Recorded data:

####################

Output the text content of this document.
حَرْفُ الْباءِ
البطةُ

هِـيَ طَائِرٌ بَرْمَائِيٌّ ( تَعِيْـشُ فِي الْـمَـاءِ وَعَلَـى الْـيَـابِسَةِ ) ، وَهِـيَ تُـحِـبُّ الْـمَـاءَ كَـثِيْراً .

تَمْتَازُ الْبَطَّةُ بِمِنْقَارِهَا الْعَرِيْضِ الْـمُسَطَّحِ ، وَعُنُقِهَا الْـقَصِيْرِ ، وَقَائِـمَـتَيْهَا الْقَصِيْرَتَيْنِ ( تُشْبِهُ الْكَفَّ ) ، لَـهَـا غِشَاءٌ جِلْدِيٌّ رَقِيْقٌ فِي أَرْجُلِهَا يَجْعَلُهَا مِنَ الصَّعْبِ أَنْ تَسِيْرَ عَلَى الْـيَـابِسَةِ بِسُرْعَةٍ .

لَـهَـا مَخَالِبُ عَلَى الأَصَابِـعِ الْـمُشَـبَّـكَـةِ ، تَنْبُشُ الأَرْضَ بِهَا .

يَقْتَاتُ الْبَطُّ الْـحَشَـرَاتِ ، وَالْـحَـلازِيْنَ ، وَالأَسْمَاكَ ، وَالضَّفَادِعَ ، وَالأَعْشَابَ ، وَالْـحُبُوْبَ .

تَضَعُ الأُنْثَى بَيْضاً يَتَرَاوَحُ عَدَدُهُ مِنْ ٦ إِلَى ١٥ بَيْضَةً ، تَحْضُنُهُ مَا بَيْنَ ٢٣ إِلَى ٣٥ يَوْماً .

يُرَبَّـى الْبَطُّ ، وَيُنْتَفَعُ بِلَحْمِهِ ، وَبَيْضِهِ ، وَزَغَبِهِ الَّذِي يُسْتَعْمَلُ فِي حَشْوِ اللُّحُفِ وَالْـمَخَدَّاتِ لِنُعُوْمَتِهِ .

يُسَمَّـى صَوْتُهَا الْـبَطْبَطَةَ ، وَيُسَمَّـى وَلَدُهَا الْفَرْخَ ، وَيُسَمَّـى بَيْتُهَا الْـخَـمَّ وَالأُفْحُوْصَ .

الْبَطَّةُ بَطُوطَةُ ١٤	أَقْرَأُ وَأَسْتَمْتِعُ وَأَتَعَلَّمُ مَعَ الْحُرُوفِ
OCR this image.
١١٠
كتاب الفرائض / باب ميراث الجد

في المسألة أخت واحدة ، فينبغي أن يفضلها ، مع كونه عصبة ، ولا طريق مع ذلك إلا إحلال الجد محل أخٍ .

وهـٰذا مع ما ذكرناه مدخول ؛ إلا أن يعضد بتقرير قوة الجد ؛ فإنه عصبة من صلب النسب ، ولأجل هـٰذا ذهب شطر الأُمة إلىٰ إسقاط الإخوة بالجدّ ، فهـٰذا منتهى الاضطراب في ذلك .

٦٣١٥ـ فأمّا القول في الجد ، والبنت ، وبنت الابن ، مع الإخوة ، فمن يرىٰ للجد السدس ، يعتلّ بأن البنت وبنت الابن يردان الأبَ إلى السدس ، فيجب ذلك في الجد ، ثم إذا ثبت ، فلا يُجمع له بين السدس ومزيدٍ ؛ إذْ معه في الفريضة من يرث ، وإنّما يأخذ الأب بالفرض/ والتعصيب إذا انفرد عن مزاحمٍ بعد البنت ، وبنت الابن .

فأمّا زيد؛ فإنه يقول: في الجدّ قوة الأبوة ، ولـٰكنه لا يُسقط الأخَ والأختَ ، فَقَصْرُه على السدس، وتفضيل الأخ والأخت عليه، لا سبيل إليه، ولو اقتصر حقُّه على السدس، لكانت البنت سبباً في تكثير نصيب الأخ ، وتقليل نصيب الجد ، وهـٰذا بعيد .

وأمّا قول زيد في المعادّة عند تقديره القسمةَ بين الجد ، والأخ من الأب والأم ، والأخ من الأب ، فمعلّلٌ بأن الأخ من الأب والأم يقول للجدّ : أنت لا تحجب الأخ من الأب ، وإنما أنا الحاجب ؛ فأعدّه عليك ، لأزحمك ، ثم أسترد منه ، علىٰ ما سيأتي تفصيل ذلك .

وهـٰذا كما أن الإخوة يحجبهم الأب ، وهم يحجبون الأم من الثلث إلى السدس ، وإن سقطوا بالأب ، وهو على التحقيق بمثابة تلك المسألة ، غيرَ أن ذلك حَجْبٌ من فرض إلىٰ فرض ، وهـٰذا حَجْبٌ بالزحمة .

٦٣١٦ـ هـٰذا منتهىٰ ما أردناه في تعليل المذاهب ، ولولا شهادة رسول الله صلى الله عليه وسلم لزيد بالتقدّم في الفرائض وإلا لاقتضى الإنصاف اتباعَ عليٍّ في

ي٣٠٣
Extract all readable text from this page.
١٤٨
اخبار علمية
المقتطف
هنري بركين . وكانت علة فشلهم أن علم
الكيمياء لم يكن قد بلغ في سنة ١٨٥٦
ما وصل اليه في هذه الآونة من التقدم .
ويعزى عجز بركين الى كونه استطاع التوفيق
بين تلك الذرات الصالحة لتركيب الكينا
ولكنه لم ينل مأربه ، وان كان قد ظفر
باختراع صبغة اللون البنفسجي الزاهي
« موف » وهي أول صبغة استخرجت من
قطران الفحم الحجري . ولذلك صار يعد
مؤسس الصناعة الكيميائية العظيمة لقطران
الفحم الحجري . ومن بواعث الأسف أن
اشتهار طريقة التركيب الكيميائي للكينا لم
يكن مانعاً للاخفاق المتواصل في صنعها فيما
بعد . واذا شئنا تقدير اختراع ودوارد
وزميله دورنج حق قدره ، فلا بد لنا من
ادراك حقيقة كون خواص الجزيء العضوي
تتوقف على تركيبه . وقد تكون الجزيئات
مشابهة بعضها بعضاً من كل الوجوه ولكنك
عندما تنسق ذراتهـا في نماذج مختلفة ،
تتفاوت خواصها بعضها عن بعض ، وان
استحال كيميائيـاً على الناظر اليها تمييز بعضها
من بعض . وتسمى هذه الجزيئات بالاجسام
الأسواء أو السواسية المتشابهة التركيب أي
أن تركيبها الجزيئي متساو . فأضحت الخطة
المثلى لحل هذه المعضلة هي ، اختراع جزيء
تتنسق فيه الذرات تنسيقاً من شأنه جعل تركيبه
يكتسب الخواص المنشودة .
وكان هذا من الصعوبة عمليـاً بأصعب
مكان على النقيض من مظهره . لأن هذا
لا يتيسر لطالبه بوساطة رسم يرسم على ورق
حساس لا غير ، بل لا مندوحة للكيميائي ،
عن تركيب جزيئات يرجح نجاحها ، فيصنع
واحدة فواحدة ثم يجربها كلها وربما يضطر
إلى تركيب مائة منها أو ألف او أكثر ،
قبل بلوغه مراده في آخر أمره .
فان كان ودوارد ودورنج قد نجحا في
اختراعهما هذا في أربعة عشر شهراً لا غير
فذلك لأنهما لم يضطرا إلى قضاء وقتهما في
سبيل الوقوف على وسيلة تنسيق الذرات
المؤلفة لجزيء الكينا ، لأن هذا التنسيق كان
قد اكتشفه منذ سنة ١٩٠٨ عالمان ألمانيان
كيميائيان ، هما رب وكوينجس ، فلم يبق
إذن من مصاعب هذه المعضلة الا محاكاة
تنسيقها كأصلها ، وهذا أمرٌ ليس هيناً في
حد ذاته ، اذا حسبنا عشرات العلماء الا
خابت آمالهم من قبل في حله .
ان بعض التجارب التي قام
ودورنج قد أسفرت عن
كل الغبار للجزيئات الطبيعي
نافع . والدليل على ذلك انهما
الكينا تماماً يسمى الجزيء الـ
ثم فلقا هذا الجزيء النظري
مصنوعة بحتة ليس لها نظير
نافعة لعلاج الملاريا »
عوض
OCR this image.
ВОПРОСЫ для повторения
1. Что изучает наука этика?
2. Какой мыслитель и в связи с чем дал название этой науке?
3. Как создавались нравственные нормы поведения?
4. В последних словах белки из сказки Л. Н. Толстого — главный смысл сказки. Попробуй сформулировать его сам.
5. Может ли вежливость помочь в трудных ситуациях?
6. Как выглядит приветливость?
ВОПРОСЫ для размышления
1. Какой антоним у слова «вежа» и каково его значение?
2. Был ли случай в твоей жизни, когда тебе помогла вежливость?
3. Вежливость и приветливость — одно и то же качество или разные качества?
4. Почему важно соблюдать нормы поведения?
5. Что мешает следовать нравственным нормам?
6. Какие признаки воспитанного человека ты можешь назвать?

####################

In the listing above, how many lines hold the word "text"? Give the number and nothing more.

2